--- Start SUPPLIED MATERIAL ---

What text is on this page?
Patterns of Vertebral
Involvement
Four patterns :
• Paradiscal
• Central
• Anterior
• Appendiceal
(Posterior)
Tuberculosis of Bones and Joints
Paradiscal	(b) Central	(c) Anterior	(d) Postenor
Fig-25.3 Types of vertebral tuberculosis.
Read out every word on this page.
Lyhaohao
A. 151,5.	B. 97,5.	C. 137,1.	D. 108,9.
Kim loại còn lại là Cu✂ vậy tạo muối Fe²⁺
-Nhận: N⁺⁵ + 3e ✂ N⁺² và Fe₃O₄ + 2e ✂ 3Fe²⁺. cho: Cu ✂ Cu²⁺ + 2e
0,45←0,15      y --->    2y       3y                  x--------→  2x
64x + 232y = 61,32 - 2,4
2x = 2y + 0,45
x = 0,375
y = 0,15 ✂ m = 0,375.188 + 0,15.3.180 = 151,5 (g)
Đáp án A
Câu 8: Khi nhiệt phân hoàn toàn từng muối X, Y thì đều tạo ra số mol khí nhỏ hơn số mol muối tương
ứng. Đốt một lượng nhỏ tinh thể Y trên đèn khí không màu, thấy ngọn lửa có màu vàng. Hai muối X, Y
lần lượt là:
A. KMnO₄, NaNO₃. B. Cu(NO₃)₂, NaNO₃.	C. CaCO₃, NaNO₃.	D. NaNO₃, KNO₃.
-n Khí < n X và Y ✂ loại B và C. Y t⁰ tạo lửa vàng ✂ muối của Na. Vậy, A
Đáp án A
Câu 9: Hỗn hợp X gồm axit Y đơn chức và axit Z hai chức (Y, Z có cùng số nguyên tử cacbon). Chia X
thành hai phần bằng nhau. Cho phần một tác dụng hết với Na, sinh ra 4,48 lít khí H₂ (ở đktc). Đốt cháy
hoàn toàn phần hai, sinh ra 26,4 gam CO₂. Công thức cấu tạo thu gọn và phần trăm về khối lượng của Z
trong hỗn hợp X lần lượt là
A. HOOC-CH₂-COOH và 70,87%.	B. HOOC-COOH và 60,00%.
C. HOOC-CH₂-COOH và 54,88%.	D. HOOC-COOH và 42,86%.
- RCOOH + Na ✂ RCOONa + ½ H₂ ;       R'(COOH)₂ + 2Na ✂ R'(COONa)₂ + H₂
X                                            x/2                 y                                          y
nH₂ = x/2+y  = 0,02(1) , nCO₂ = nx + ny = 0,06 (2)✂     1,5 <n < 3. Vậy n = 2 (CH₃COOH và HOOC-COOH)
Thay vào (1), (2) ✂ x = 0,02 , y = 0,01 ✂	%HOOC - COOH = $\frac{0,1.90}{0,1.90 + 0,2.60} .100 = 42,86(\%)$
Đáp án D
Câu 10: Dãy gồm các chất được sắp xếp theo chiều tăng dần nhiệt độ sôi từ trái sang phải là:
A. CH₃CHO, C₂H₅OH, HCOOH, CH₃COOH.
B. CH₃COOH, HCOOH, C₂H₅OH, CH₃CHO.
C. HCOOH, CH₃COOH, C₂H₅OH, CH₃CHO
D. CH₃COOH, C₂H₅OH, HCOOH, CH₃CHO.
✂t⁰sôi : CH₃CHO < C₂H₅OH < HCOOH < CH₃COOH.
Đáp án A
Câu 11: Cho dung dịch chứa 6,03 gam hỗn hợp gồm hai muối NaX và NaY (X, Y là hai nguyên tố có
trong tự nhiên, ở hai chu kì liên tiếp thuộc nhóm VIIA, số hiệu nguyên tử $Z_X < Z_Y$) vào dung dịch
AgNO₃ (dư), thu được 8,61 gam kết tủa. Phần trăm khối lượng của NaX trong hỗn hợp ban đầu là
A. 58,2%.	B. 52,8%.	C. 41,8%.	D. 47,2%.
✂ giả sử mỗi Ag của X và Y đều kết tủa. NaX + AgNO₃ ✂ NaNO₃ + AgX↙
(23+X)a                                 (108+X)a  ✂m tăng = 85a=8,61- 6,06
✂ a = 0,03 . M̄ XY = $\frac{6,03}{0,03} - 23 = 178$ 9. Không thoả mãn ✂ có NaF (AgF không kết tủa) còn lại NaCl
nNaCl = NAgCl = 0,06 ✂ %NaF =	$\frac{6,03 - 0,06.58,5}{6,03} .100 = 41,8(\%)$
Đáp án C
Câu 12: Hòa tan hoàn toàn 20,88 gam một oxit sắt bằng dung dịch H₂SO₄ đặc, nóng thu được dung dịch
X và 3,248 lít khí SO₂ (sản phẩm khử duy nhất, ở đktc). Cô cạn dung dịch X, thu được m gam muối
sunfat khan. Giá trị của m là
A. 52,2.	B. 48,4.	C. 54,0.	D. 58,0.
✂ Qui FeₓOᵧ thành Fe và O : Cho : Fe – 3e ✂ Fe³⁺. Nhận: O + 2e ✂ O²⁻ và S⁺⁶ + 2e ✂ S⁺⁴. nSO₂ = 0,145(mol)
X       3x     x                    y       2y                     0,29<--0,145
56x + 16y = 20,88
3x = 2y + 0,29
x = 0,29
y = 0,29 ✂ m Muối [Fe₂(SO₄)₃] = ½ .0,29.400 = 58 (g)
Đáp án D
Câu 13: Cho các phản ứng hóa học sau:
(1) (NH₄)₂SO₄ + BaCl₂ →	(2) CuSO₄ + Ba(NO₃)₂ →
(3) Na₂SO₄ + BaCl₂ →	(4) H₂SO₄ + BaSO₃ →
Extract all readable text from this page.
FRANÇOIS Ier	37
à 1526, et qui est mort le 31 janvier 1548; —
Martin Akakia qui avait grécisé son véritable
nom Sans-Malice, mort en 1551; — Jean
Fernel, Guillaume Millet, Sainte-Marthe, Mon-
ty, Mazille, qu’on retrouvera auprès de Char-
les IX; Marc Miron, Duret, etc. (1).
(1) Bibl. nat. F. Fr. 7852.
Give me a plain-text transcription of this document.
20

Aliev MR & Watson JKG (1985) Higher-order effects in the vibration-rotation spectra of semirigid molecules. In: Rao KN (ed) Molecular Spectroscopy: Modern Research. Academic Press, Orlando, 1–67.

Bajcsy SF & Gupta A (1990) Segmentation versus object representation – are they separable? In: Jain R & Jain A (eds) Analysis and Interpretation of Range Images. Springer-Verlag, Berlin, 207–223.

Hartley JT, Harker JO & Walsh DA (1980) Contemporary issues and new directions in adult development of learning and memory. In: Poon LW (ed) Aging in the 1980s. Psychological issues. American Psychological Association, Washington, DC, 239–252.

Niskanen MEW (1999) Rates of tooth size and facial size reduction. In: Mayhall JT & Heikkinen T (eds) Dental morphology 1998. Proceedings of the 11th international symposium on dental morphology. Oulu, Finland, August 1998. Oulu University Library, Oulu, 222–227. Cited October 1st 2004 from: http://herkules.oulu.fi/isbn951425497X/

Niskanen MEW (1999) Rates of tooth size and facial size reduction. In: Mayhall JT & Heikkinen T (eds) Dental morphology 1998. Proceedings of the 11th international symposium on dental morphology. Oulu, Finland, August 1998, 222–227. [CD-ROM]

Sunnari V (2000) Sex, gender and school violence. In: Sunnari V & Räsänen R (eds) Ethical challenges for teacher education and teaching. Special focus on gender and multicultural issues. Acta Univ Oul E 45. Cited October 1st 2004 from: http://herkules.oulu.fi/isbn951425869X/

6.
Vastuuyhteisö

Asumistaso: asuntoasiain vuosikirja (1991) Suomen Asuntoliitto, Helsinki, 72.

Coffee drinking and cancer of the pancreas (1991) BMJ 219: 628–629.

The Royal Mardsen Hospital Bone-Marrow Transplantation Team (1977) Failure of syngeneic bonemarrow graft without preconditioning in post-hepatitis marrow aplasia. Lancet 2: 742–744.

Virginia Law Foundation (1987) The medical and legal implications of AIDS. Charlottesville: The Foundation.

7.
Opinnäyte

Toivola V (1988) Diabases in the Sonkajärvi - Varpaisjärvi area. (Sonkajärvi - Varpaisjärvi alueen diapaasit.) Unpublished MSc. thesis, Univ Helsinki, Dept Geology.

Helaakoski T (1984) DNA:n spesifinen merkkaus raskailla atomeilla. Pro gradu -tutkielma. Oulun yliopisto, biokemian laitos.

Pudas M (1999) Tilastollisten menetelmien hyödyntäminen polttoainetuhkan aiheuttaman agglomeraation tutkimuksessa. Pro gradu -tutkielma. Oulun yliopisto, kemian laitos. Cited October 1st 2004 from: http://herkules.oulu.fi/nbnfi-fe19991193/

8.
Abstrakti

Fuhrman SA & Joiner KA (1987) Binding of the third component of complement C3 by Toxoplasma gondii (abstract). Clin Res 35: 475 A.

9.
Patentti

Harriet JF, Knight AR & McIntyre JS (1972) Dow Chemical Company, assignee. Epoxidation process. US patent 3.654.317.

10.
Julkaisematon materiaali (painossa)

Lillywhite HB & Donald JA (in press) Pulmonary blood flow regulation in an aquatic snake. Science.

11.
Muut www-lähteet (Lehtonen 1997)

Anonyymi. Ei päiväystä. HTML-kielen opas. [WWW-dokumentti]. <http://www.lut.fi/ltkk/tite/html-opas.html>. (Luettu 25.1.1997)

--- End SUPPLIED MATERIAL ---

GIVEN REQUEST
From the data, collect all lines where the string "symposium" appears.

SOLUTION FOR THIS EXERCISE
Niskanen MEW (1999) Rates of tooth size and facial size reduction. In: Mayhall JT & Heikkinen T (eds) Dental morphology 1998. Proceedings of the 11th international symposium on dental morphology. Oulu, Finland, August 1998. Oulu University Library, Oulu, 222–227. Cited October 1st 2004 from: http://herkules.oulu.fi/isbn951425497X/
Niskanen MEW (1999) Rates of tooth size and facial size reduction. In: Mayhall JT & Heikkinen T (eds) Dental morphology 1998. Proceedings of the 11th international symposium on dental morphology. Oulu, Finland, August 1998, 222–227. [CD-ROM]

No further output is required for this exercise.